Count the lines that include the string "label", and give only that number.

■ **Source material**
******

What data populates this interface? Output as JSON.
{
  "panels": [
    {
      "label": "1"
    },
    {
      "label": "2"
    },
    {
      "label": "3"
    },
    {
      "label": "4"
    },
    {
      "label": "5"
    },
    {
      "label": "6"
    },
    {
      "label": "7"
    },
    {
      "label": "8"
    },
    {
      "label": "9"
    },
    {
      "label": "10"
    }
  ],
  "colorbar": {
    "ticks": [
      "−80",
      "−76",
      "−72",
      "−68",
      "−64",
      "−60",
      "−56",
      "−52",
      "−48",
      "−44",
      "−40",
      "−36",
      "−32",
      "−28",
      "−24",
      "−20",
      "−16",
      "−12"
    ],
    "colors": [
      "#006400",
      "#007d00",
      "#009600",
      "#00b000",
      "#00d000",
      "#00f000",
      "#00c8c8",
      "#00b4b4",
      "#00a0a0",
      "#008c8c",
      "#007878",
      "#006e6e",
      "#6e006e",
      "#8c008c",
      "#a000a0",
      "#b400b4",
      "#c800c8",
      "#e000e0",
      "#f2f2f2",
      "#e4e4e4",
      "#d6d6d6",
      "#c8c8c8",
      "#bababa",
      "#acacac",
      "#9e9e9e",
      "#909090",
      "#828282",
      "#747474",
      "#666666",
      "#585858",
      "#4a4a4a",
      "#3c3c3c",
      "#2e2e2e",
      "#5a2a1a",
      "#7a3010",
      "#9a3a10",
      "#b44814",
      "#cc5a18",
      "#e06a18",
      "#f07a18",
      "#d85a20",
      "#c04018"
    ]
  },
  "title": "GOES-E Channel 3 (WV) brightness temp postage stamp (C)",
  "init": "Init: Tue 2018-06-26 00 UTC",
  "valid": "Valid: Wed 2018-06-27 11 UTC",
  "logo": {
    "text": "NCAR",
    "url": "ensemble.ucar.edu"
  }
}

******

■ **Complete output**
10